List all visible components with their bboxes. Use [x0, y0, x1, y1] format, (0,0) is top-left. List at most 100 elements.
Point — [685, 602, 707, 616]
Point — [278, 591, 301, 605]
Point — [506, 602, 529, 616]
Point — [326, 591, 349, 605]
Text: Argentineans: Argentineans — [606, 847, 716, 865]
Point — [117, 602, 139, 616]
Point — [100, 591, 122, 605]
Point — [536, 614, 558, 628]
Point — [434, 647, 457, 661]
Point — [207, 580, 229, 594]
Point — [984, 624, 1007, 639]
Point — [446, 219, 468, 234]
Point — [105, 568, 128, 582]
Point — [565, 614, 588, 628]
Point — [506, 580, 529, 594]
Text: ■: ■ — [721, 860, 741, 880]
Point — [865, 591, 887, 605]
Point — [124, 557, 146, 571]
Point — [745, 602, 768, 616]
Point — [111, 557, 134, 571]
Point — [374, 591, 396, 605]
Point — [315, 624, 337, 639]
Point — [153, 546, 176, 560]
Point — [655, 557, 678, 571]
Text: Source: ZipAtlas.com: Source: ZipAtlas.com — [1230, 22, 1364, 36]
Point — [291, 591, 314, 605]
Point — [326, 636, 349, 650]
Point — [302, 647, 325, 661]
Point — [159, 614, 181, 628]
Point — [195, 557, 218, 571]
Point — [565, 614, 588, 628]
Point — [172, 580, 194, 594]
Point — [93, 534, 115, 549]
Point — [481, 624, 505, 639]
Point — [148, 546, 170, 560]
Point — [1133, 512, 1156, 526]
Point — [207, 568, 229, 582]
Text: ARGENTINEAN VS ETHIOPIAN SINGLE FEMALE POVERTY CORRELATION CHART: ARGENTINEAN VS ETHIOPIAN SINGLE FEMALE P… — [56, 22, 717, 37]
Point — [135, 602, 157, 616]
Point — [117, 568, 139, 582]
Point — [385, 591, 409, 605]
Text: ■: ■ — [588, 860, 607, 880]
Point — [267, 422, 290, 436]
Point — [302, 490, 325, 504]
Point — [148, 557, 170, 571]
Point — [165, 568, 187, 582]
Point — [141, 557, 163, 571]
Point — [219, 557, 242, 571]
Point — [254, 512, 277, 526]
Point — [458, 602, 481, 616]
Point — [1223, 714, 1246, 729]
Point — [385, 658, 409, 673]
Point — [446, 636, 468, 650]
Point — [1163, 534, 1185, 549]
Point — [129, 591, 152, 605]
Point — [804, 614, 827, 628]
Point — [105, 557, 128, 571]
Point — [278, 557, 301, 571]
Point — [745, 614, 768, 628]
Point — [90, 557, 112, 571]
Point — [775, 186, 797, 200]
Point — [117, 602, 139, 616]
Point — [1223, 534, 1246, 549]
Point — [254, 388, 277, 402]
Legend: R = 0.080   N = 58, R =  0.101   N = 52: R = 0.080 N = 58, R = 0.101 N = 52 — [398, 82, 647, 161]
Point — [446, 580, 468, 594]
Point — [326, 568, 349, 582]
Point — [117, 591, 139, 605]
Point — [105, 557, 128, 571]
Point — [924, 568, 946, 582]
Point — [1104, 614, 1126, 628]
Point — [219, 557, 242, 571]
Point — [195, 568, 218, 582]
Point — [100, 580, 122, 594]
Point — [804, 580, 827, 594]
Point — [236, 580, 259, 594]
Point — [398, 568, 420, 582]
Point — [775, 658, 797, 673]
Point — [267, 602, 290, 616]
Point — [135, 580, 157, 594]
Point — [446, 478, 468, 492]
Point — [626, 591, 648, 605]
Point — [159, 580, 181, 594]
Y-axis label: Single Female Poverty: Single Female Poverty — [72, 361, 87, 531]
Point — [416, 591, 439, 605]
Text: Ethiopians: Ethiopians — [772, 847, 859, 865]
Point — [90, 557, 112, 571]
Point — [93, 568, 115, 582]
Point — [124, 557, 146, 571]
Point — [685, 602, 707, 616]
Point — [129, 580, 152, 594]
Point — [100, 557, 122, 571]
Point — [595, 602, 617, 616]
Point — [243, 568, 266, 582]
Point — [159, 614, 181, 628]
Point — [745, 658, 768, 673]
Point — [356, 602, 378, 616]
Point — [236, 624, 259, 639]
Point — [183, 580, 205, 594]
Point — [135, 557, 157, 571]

· · · ·

Task directions: From the records above, copy out in full every line that contains the string "with". Matching is case-sensitive.

Expected answer:
List all visible components with their bboxes. Use [x0, y0, x1, y1] format, (0,0) is top-left. List at most 100 elements.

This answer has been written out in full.